The problem: Every entry must be echoed exactly.

Information given:
--

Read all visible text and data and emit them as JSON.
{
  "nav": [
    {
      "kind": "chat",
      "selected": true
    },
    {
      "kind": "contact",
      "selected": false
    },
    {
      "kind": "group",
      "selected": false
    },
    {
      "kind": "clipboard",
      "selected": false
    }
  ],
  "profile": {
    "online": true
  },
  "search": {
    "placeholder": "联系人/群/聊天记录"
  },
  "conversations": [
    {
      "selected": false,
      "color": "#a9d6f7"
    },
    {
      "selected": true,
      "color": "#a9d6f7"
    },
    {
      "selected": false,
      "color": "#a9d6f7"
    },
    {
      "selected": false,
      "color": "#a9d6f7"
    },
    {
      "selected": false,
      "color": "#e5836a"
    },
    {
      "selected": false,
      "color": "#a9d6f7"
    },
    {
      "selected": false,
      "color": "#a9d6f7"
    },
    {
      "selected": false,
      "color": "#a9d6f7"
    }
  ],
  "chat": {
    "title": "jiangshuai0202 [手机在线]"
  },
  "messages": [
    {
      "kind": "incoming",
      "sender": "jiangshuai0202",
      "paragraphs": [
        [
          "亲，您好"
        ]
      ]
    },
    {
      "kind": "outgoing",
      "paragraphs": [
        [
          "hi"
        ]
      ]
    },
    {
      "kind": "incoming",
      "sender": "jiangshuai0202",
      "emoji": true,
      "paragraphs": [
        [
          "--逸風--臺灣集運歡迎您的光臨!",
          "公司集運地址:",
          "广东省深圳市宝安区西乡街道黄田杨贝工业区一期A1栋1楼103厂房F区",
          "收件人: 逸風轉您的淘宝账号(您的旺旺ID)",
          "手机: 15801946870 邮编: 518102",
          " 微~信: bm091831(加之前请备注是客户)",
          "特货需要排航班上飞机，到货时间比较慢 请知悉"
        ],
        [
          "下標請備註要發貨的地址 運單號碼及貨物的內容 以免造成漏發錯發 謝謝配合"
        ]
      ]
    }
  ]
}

--

Completed task:
Read all visible text and data and emit them as JSON.
{
  "nav": [
    {
      "kind": "chat",
      "selected": true
    },
    {
      "kind": "contact",
      "selected": false
    },
    {
      "kind": "group",
      "selected": false
    },
    {
      "kind": "clipboard",
      "selected": false
    }
  ],
  "profile": {
    "online": true
  },
  "search": {
    "placeholder": "联系人/群/聊天记录"
  },
  "conversations": [
    {
      "selected": false,
      "color": "#a9d6f7"
    },
    {
      "selected": true,
      "color": "#a9d6f7"
    },
    {
      "selected": false,
      "color": "#a9d6f7"
    },
    {
      "selected": false,
      "color": "#a9d6f7"
    },
    {
      "selected": false,
      "color": "#e5836a"
    },
    {
      "selected": false,
      "color": "#a9d6f7"
    },
    {
      "selected": false,
      "color": "#a9d6f7"
    },
    {
      "selected": false,
      "color": "#a9d6f7"
    }
  ],
  "chat": {
    "title": "jiangshuai0202 [手机在线]"
  },
  "messages": [
    {
      "kind": "incoming",
      "sender": "jiangshuai0202",
      "paragraphs": [
        [
          "亲，您好"
        ]
      ]
    },
    {
      "kind": "outgoing",
      "paragraphs": [
        [
          "hi"
        ]
      ]
    },
    {
      "kind": "incoming",
      "sender": "jiangshuai0202",
      "emoji": true,
      "paragraphs": [
        [
          "--逸風--臺灣集運歡迎您的光臨!",
          "公司集運地址:",
          "广东省深圳市宝安区西乡街道黄田杨贝工业区一期A1栋1楼103厂房F区",
          "收件人: 逸風轉您的淘宝账号(您的旺旺ID)",
          "手机: 15801946870 邮编: 518102",
          " 微~信: bm091831(加之前请备注是客户)",
          "特货需要排航班上飞机，到货时间比较慢 请知悉"
        ],
        [
          "下標請備註要發貨的地址 運單號碼及貨物的內容 以免造成漏發錯發 謝謝配合"
        ]
      ]
    }
  ]
}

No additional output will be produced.